*Brief*. Write out the data below in full, unchanged, minus the images.

*Source material*.
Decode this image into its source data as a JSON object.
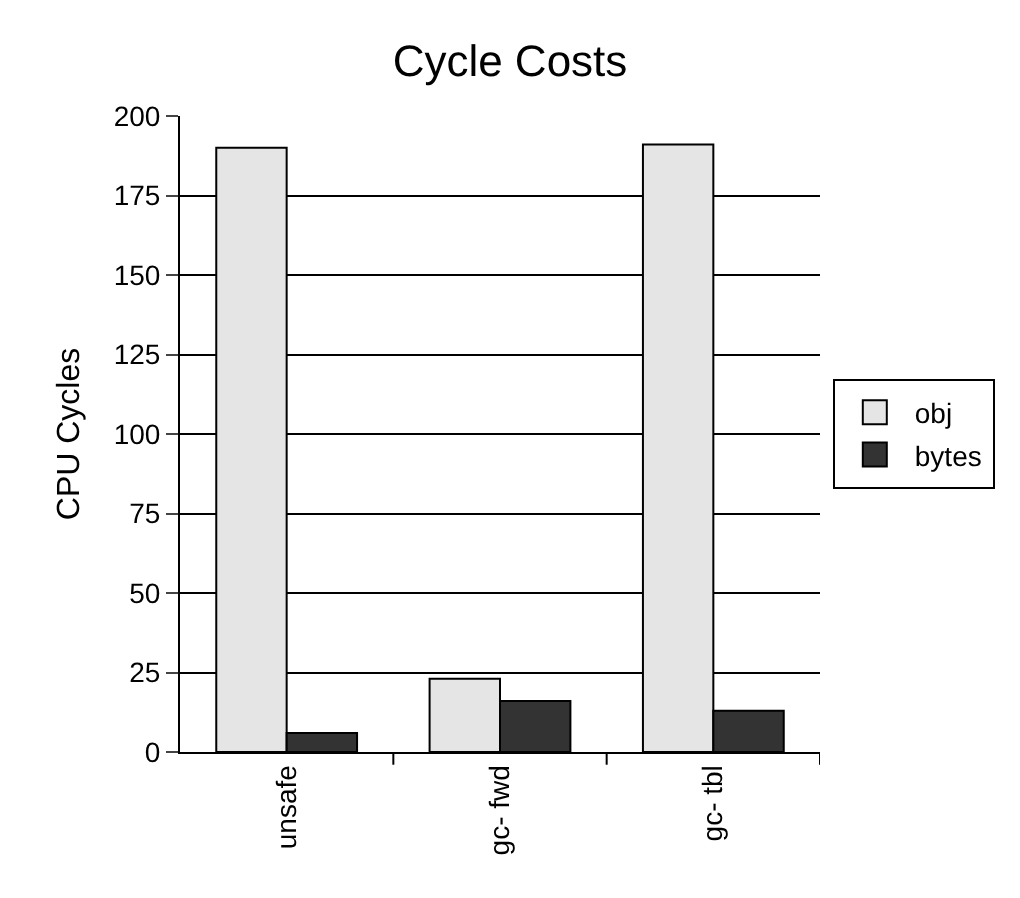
{
  "chart_data": {
    "type": "bar",
    "title": "Cycle Costs",
    "ylabel": "CPU Cycles",
    "categories": [
      "unsafe",
      "gc- fwd",
      "gc- tbl"
    ],
    "series": [
      {
        "name": "obj",
        "color": "#e5e5e5",
        "values": [
          190,
          23,
          191
        ]
      },
      {
        "name": "bytes",
        "color": "#333333",
        "values": [
          6,
          16,
          13
        ]
      }
    ],
    "ylim": [
      0,
      200
    ],
    "yticks": [
      0,
      25,
      50,
      75,
      100,
      125,
      150,
      175,
      200
    ],
    "grid": "y",
    "legend": "right"
  }
}
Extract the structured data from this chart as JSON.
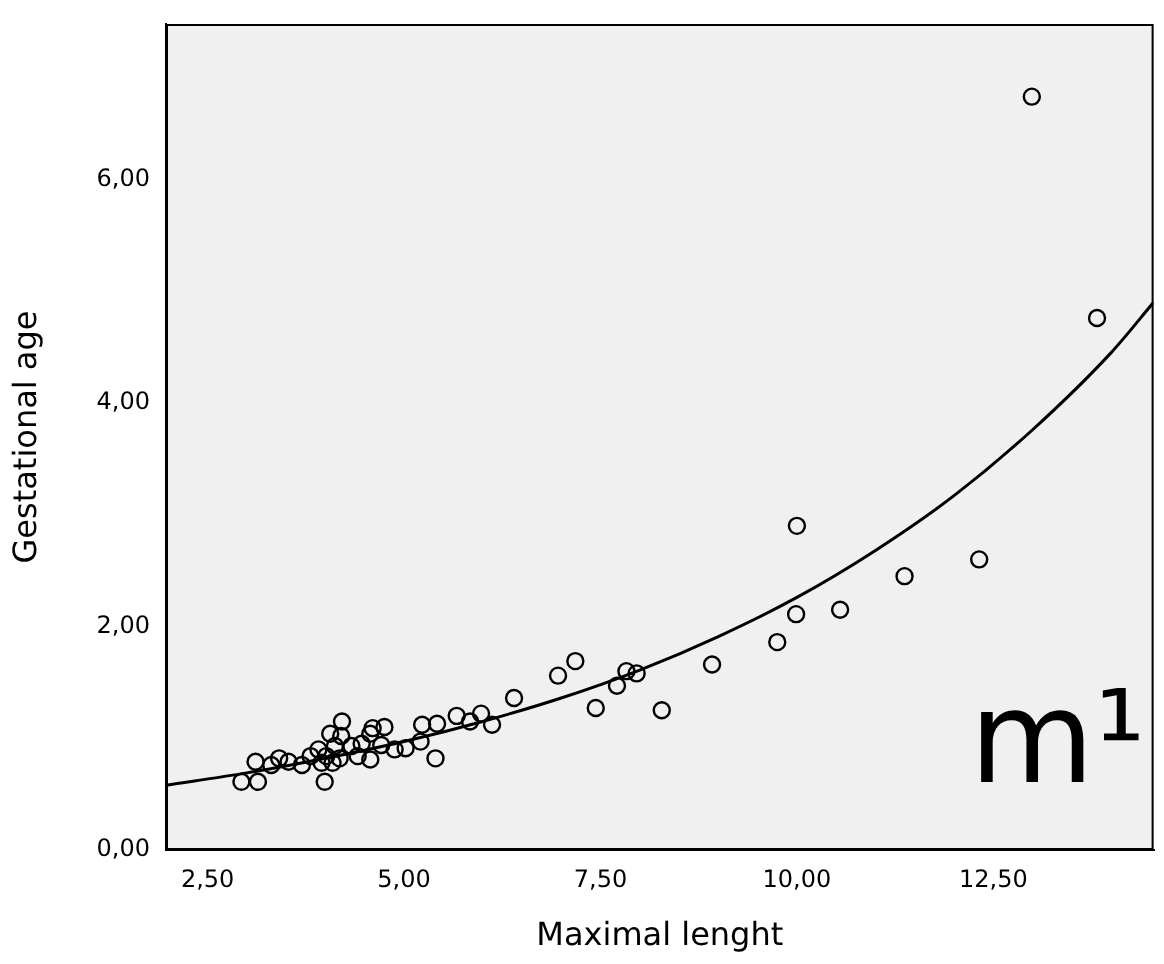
{
  "chart_data": {
    "type": "scatter",
    "xlabel": "Maximal lenght",
    "ylabel": "Gestational age",
    "annotations": [
      "m¹"
    ],
    "xlim": [
      1.97,
      14.54
    ],
    "xticks": [
      {
        "value": 2.5,
        "label": "2,50"
      },
      {
        "value": 5,
        "label": "5,00"
      },
      {
        "value": 7.5,
        "label": "7,50"
      },
      {
        "value": 10,
        "label": "10,00"
      },
      {
        "value": 12.5,
        "label": "12,50"
      }
    ],
    "ylim": [
      0,
      7.39
    ],
    "yticks": [
      {
        "value": 0,
        "label": "0,00"
      },
      {
        "value": 2,
        "label": "2,00"
      },
      {
        "value": 4,
        "label": "4,00"
      },
      {
        "value": 6,
        "label": "6,00"
      }
    ],
    "series": [
      {
        "marker": "circle",
        "color": "#000000",
        "x": [
          2.93,
          3.14,
          3.11,
          3.31,
          3.41,
          3.53,
          3.7,
          3.81,
          3.91,
          3.99,
          4.01,
          4.06,
          4.12,
          4.18,
          4.21,
          4.2,
          4.09,
          3.95,
          4.33,
          4.41,
          4.57,
          4.57,
          4.6,
          4.75,
          4.46,
          4.71,
          4.88,
          5.02,
          5.21,
          5.23,
          5.4,
          5.42,
          5.67,
          5.84,
          5.98,
          6.12,
          6.4,
          6.96,
          7.18,
          7.44,
          7.71,
          7.83,
          7.96,
          8.28,
          8.92,
          9.75,
          9.99,
          10.0,
          10.55,
          11.37,
          12.32,
          12.99,
          13.82
        ],
        "values": [
          0.61,
          0.61,
          0.79,
          0.76,
          0.82,
          0.79,
          0.76,
          0.84,
          0.9,
          0.61,
          0.84,
          1.04,
          0.93,
          0.82,
          1.15,
          1.02,
          0.78,
          0.78,
          0.93,
          0.84,
          0.81,
          1.04,
          1.09,
          1.1,
          0.95,
          0.94,
          0.9,
          0.91,
          0.97,
          1.12,
          0.82,
          1.13,
          1.2,
          1.15,
          1.22,
          1.12,
          1.36,
          1.56,
          1.69,
          1.27,
          1.47,
          1.6,
          1.58,
          1.25,
          1.66,
          1.86,
          2.11,
          2.9,
          2.15,
          2.45,
          2.6,
          6.74,
          4.76
        ]
      },
      {
        "type": "line",
        "marker": "none",
        "color": "#000000",
        "x": [
          1.97,
          3,
          4,
          5,
          6,
          7,
          8,
          9,
          10,
          11,
          12,
          13,
          14,
          14.54
        ],
        "values": [
          0.58,
          0.69,
          0.82,
          0.97,
          1.15,
          1.36,
          1.61,
          1.91,
          2.26,
          2.68,
          3.17,
          3.76,
          4.45,
          4.9
        ]
      }
    ]
  }
}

*Output below*.
Decode this image into its source data as a JSON object.
{
  "chart_data": {
    "type": "bar",
    "title": "Cycle Costs",
    "ylabel": "CPU Cycles",
    "categories": [
      "unsafe",
      "gc- fwd",
      "gc- tbl"
    ],
    "series": [
      {
        "name": "obj",
        "color": "#e5e5e5",
        "values": [
          190,
          23,
          191
        ]
      },
      {
        "name": "bytes",
        "color": "#333333",
        "values": [
          6,
          16,
          13
        ]
      }
    ],
    "ylim": [
      0,
      200
    ],
    "yticks": [
      0,
      25,
      50,
      75,
      100,
      125,
      150,
      175,
      200
    ],
    "grid": "y",
    "legend": "right"
  }
}
Extract the structured data from this chart as JSON.
{
  "chart_data": {
    "type": "scatter",
    "xlabel": "Maximal lenght",
    "ylabel": "Gestational age",
    "annotations": [
      "m¹"
    ],
    "xlim": [
      1.97,
      14.54
    ],
    "xticks": [
      {
        "value": 2.5,
        "label": "2,50"
      },
      {
        "value": 5,
        "label": "5,00"
      },
      {
        "value": 7.5,
        "label": "7,50"
      },
      {
        "value": 10,
        "label": "10,00"
      },
      {
        "value": 12.5,
        "label": "12,50"
      }
    ],
    "ylim": [
      0,
      7.39
    ],
    "yticks": [
      {
        "value": 0,
        "label": "0,00"
      },
      {
        "value": 2,
        "label": "2,00"
      },
      {
        "value": 4,
        "label": "4,00"
      },
      {
        "value": 6,
        "label": "6,00"
      }
    ],
    "series": [
      {
        "marker": "circle",
        "color": "#000000",
        "x": [
          2.93,
          3.14,
          3.11,
          3.31,
          3.41,
          3.53,
          3.7,
          3.81,
          3.91,
          3.99,
          4.01,
          4.06,
          4.12,
          4.18,
          4.21,
          4.2,
          4.09,
          3.95,
          4.33,
          4.41,
          4.57,
          4.57,
          4.6,
          4.75,
          4.46,
          4.71,
          4.88,
          5.02,
          5.21,
          5.23,
          5.4,
          5.42,
          5.67,
          5.84,
          5.98,
          6.12,
          6.4,
          6.96,
          7.18,
          7.44,
          7.71,
          7.83,
          7.96,
          8.28,
          8.92,
          9.75,
          9.99,
          10.0,
          10.55,
          11.37,
          12.32,
          12.99,
          13.82
        ],
        "values": [
          0.61,
          0.61,
          0.79,
          0.76,
          0.82,
          0.79,
          0.76,
          0.84,
          0.9,
          0.61,
          0.84,
          1.04,
          0.93,
          0.82,
          1.15,
          1.02,
          0.78,
          0.78,
          0.93,
          0.84,
          0.81,
          1.04,
          1.09,
          1.1,
          0.95,
          0.94,
          0.9,
          0.91,
          0.97,
          1.12,
          0.82,
          1.13,
          1.2,
          1.15,
          1.22,
          1.12,
          1.36,
          1.56,
          1.69,
          1.27,
          1.47,
          1.6,
          1.58,
          1.25,
          1.66,
          1.86,
          2.11,
          2.9,
          2.15,
          2.45,
          2.6,
          6.74,
          4.76
        ]
      },
      {
        "type": "line",
        "marker": "none",
        "color": "#000000",
        "x": [
          1.97,
          3,
          4,
          5,
          6,
          7,
          8,
          9,
          10,
          11,
          12,
          13,
          14,
          14.54
        ],
        "values": [
          0.58,
          0.69,
          0.82,
          0.97,
          1.15,
          1.36,
          1.61,
          1.91,
          2.26,
          2.68,
          3.17,
          3.76,
          4.45,
          4.9
        ]
      }
    ]
  }
}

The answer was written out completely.